> **Exercise description**: Reproduce the items word for word, from the first line down to the line containing "time-tick-label: Sep — [314, 546, 334, 558]".
* begin Excerpted records *
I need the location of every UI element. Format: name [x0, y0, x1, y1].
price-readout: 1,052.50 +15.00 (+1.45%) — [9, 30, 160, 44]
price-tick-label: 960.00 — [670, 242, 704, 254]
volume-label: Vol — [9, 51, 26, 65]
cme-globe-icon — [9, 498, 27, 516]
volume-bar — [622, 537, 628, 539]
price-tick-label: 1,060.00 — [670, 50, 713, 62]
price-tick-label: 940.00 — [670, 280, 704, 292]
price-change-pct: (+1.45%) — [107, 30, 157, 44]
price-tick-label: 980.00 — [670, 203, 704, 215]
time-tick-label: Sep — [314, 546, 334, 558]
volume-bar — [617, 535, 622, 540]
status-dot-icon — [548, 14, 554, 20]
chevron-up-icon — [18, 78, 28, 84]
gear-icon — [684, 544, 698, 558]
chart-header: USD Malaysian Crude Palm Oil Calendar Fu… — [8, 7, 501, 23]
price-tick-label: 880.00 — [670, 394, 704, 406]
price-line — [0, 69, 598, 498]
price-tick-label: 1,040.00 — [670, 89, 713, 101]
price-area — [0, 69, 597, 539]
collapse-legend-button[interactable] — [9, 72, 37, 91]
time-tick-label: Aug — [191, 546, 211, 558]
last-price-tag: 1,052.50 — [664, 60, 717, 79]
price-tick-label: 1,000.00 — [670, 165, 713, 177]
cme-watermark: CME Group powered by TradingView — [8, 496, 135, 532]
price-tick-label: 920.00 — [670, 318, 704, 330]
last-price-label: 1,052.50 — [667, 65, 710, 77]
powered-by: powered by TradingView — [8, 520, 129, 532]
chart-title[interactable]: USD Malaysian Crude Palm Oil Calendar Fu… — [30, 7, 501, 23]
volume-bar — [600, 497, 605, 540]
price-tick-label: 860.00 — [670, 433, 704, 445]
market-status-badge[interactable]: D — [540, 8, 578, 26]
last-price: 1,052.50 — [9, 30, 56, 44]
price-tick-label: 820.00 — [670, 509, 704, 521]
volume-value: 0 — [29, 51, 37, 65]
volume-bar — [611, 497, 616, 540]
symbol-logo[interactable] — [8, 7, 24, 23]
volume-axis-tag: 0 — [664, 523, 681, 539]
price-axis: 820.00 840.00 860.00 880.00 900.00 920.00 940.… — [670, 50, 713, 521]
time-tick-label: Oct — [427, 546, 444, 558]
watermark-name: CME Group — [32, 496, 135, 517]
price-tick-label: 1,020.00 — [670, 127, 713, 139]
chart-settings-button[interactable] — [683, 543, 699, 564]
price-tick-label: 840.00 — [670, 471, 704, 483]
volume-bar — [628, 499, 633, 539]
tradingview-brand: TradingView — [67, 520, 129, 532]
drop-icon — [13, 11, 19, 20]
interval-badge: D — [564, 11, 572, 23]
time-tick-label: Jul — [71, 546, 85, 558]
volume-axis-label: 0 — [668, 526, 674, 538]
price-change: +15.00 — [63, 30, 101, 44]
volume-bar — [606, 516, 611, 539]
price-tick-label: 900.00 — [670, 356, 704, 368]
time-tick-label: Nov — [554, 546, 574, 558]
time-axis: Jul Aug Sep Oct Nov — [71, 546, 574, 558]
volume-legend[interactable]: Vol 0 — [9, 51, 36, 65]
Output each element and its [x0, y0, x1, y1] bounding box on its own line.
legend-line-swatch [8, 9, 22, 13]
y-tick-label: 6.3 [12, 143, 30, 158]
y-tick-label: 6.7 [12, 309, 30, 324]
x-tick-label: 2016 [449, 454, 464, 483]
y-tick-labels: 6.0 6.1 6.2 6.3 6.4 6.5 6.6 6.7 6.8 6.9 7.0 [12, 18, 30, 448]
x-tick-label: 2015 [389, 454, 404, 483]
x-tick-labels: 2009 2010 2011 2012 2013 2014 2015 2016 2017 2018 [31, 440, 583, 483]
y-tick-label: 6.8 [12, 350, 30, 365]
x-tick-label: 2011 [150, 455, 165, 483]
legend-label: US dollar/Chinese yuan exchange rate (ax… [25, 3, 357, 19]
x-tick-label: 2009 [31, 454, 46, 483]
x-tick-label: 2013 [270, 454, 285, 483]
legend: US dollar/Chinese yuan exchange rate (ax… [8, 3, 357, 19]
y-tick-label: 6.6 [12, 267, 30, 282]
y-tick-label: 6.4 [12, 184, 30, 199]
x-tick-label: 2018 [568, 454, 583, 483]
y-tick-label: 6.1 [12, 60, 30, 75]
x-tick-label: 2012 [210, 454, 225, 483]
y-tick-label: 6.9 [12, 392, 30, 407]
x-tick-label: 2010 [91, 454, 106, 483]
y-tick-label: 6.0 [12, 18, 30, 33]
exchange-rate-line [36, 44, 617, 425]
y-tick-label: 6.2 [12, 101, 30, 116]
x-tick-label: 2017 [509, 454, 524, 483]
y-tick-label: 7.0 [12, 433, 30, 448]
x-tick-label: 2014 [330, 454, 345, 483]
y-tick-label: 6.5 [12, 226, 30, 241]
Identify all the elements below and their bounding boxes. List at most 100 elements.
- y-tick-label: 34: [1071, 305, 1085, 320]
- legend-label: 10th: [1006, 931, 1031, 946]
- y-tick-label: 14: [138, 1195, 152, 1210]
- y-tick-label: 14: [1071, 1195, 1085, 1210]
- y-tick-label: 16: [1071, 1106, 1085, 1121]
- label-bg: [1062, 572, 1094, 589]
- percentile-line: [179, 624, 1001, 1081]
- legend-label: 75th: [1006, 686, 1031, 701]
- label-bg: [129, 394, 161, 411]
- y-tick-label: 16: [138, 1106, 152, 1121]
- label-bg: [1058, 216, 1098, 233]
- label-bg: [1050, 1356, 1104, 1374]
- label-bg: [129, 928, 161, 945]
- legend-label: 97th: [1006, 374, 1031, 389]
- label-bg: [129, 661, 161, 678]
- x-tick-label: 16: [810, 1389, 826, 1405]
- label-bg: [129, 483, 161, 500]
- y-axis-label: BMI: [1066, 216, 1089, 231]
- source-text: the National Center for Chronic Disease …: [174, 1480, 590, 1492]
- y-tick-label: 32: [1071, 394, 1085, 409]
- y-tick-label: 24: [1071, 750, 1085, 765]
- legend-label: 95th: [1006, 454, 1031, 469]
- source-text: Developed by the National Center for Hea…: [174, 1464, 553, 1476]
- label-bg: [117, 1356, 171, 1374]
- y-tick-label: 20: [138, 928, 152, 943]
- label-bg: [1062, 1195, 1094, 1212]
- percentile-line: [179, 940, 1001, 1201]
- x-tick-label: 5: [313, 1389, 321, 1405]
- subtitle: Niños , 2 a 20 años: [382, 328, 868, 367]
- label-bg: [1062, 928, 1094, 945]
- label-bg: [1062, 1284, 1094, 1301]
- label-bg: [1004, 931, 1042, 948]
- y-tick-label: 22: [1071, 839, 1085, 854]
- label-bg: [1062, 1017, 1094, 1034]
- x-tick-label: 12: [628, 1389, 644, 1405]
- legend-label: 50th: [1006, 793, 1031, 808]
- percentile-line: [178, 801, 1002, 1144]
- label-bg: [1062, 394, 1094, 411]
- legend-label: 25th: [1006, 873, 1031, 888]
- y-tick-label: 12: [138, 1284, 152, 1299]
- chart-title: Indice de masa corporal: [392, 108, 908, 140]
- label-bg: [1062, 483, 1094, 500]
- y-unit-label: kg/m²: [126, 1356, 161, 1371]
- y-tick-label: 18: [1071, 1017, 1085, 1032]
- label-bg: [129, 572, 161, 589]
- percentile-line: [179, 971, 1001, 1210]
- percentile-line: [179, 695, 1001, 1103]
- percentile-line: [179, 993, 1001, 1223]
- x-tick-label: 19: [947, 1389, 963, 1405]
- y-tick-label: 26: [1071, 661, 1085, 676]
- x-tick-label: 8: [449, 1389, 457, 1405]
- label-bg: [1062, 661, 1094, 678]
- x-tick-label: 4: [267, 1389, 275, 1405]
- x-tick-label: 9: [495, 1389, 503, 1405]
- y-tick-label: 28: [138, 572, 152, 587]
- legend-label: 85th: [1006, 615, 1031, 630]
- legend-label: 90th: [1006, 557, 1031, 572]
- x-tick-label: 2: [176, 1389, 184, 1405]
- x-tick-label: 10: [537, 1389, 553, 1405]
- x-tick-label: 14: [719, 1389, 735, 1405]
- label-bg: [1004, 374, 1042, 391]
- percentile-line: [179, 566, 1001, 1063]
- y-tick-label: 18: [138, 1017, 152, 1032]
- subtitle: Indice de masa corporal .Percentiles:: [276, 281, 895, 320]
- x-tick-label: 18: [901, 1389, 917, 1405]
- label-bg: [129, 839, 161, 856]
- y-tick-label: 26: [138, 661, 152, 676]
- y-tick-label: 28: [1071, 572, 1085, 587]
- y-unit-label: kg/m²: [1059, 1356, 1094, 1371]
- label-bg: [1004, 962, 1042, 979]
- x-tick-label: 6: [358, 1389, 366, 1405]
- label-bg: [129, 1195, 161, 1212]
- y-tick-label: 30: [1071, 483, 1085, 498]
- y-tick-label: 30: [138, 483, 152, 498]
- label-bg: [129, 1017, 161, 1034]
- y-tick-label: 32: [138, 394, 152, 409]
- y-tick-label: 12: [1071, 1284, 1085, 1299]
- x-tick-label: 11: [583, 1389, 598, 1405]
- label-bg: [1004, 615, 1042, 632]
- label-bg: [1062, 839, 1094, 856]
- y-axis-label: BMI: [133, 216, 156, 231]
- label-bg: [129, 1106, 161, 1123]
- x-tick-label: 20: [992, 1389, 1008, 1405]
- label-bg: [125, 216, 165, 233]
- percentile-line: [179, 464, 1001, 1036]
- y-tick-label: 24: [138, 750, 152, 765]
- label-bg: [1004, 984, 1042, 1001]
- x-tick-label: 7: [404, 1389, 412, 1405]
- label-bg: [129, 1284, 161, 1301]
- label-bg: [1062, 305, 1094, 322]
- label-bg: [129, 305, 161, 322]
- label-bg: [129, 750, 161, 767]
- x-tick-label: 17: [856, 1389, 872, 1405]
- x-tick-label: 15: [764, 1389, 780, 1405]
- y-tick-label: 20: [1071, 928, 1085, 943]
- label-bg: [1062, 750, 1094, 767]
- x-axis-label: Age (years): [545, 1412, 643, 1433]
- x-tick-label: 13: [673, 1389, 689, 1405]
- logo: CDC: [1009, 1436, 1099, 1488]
* end Excerpted records *
> **Full response**:
I need the location of every UI element. Format: name [x0, y0, x1, y1].
price-readout: 1,052.50 +15.00 (+1.45%) — [9, 30, 160, 44]
price-tick-label: 960.00 — [670, 242, 704, 254]
volume-label: Vol — [9, 51, 26, 65]
cme-globe-icon — [9, 498, 27, 516]
volume-bar — [622, 537, 628, 539]
price-tick-label: 1,060.00 — [670, 50, 713, 62]
price-tick-label: 940.00 — [670, 280, 704, 292]
price-change-pct: (+1.45%) — [107, 30, 157, 44]
price-tick-label: 980.00 — [670, 203, 704, 215]
time-tick-label: Sep — [314, 546, 334, 558]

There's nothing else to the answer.